• Task inputs
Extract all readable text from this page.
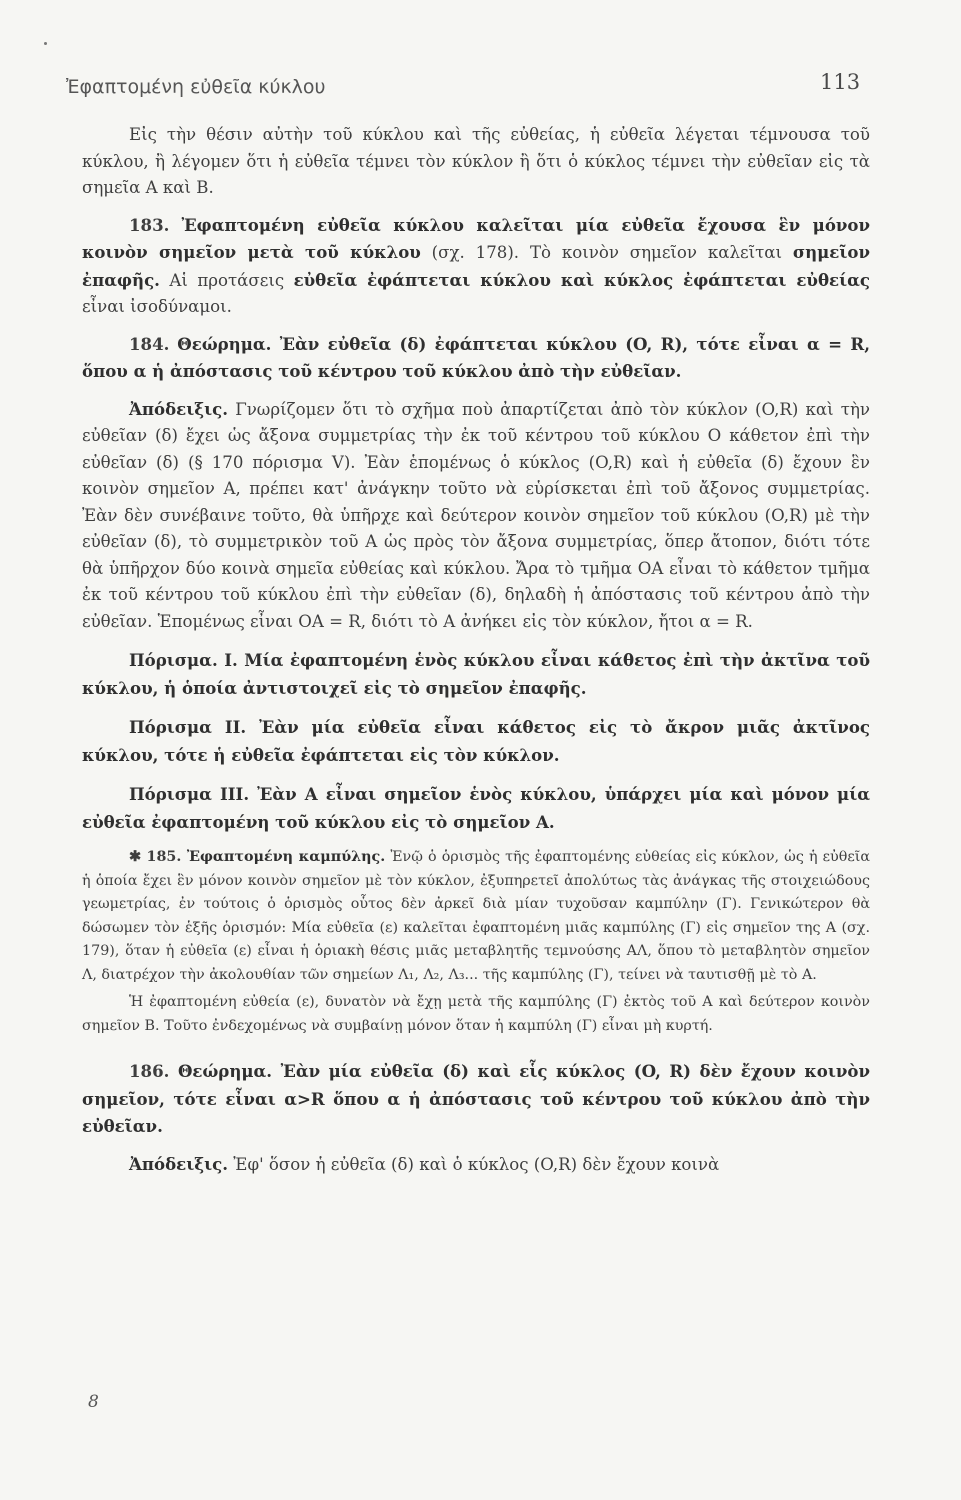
Ἐφαπτομένη εὐθεῖα κύκλου	113

Εἰς τὴν θέσιν αὐτὴν τοῦ κύκλου καὶ τῆς εὐθείας, ἡ εὐθεῖα λέγεται τέμνουσα τοῦ κύκλου, ἢ λέγομεν ὅτι ἡ εὐθεῖα τέμνει τὸν κύκλον ἢ ὅτι ὁ κύκλος τέμνει τὴν εὐθεῖαν εἰς τὰ σημεῖα A καὶ B.

183. Ἐφαπτομένη εὐθεῖα κύκλου καλεῖται μία εὐθεῖα ἔχουσα ἓν μόνον κοινὸν σημεῖον μετὰ τοῦ κύκλου (σχ. 178). Τὸ κοινὸν σημεῖον καλεῖται σημεῖον ἐπαφῆς. Αἱ προτάσεις εὐθεῖα ἐφάπτεται κύκλου καὶ κύκλος ἐφάπτεται εὐθείας εἶναι ἰσοδύναμοι.

184. Θεώρημα. Ἐὰν εὐθεῖα (δ) ἐφάπτεται κύκλου (O, R), τότε εἶναι α = R, ὅπου α ἡ ἀπόστασις τοῦ κέντρου τοῦ κύκλου ἀπὸ τὴν εὐθεῖαν.

Ἀπόδειξις. Γνωρίζομεν ὅτι τὸ σχῆμα ποὺ ἀπαρτίζεται ἀπὸ τὸν κύκλον (O,R) καὶ τὴν εὐθεῖαν (δ) ἔχει ὡς ἄξονα συμμετρίας τὴν ἐκ τοῦ κέντρου τοῦ κύκλου O κάθετον ἐπὶ τὴν εὐθεῖαν (δ) (§ 170 πόρισμα V). Ἐὰν ἑπομένως ὁ κύκλος (O,R) καὶ ἡ εὐθεῖα (δ) ἔχουν ἓν κοινὸν σημεῖον A, πρέπει κατ' ἀνάγκην τοῦτο νὰ εὑρίσκεται ἐπὶ τοῦ ἄξονος συμμετρίας. Ἐὰν δὲν συνέβαινε τοῦτο, θὰ ὑπῆρχε καὶ δεύτερον κοινὸν σημεῖον τοῦ κύκλου (O,R) μὲ τὴν εὐθεῖαν (δ), τὸ συμμετρικὸν τοῦ A ὡς πρὸς τὸν ἄξονα συμμετρίας, ὅπερ ἄτοπον, διότι τότε θὰ ὑπῆρχον δύο κοινὰ σημεῖα εὐθείας καὶ κύκλου. Ἄρα τὸ τμῆμα OA εἶναι τὸ κάθετον τμῆμα ἐκ τοῦ κέντρου τοῦ κύκλου ἐπὶ τὴν εὐθεῖαν (δ), δηλαδὴ ἡ ἀπόστασις τοῦ κέντρου ἀπὸ τὴν εὐθεῖαν. Ἑπομένως εἶναι OA = R, διότι τὸ A ἀνήκει εἰς τὸν κύκλον, ἤτοι α = R.

Πόρισμα. I. Μία ἐφαπτομένη ἑνὸς κύκλου εἶναι κάθετος ἐπὶ τὴν ἀκτῖνα τοῦ κύκλου, ἡ ὁποία ἀντιστοιχεῖ εἰς τὸ σημεῖον ἐπαφῆς.

Πόρισμα II. Ἐὰν μία εὐθεῖα εἶναι κάθετος εἰς τὸ ἄκρον μιᾶς ἀκτῖνος κύκλου, τότε ἡ εὐθεῖα ἐφάπτεται εἰς τὸν κύκλον.

Πόρισμα III. Ἐὰν A εἶναι σημεῖον ἑνὸς κύκλου, ὑπάρχει μία καὶ μόνον μία εὐθεῖα ἐφαπτομένη τοῦ κύκλου εἰς τὸ σημεῖον A.

✱ 185. Ἐφαπτομένη καμπύλης. Ἐνῷ ὁ ὁρισμὸς τῆς ἐφαπτομένης εὐθείας εἰς κύκλον, ὡς ἡ εὐθεῖα ἡ ὁποία ἔχει ἓν μόνον κοινὸν σημεῖον μὲ τὸν κύκλον, ἐξυπηρετεῖ ἀπολύτως τὰς ἀνάγκας τῆς στοιχειώδους γεωμετρίας, ἐν τούτοις ὁ ὁρισμὸς οὗτος δὲν ἀρκεῖ διὰ μίαν τυχοῦσαν καμπύλην (Γ). Γενικώτερον θὰ δώσωμεν τὸν ἑξῆς ὁρισμόν: Μία εὐθεῖα (ε) καλεῖται ἐφαπτομένη μιᾶς καμπύλης (Γ) εἰς σημεῖον της A (σχ. 179), ὅταν ἡ εὐθεῖα (ε) εἶναι ἡ ὁριακὴ θέσις μιᾶς μεταβλητῆς τεμνούσης AΛ, ὅπου τὸ μεταβλητὸν σημεῖον Λ, διατρέχον τὴν ἀκολουθίαν τῶν σημείων Λ₁, Λ₂, Λ₃... τῆς καμπύλης (Γ), τείνει νὰ ταυτισθῇ μὲ τὸ A.

Ἡ ἐφαπτομένη εὐθεία (ε), δυνατὸν νὰ ἔχῃ μετὰ τῆς καμπύλης (Γ) ἐκτὸς τοῦ A καὶ δεύτερον κοινὸν σημεῖον B. Τοῦτο ἐνδεχομένως νὰ συμβαίνῃ μόνον ὅταν ἡ καμπύλη (Γ) εἶναι μὴ κυρτή.

186. Θεώρημα. Ἐὰν μία εὐθεῖα (δ) καὶ εἷς κύκλος (O, R) δὲν ἔχουν κοινὸν σημεῖον, τότε εἶναι α>R ὅπου α ἡ ἀπόστασις τοῦ κέντρου τοῦ κύκλου ἀπὸ τὴν εὐθεῖαν.

Ἀπόδειξις. Ἐφ' ὅσον ἡ εὐθεῖα (δ) καὶ ὁ κύκλος (O,R) δὲν ἔχουν κοινὰ

8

• Task
List all lines holding the string "μετὰ".

• Response to the exercise
183. Ἐφαπτομένη εὐθεῖα κύκλου καλεῖται μία εὐθεῖα ἔχουσα ἓν μόνον κοινὸν σημεῖον μετὰ τοῦ κύκλου (σχ. 178). Τὸ κοινὸν σημεῖον καλεῖται σημεῖον ἐπαφῆς. Αἱ προτάσεις εὐθεῖα ἐφάπτεται κύκλου καὶ κύκλος ἐφάπτεται εὐθείας εἶναι ἰσοδύναμοι.
Ἡ ἐφαπτομένη εὐθεία (ε), δυνατὸν νὰ ἔχῃ μετὰ τῆς καμπύλης (Γ) ἐκτὸς τοῦ A καὶ δεύτερον κοινὸν σημεῖον B. Τοῦτο ἐνδεχομένως νὰ συμβαίνῃ μόνον ὅταν ἡ καμπύλη (Γ) εἶναι μὴ κυρτή.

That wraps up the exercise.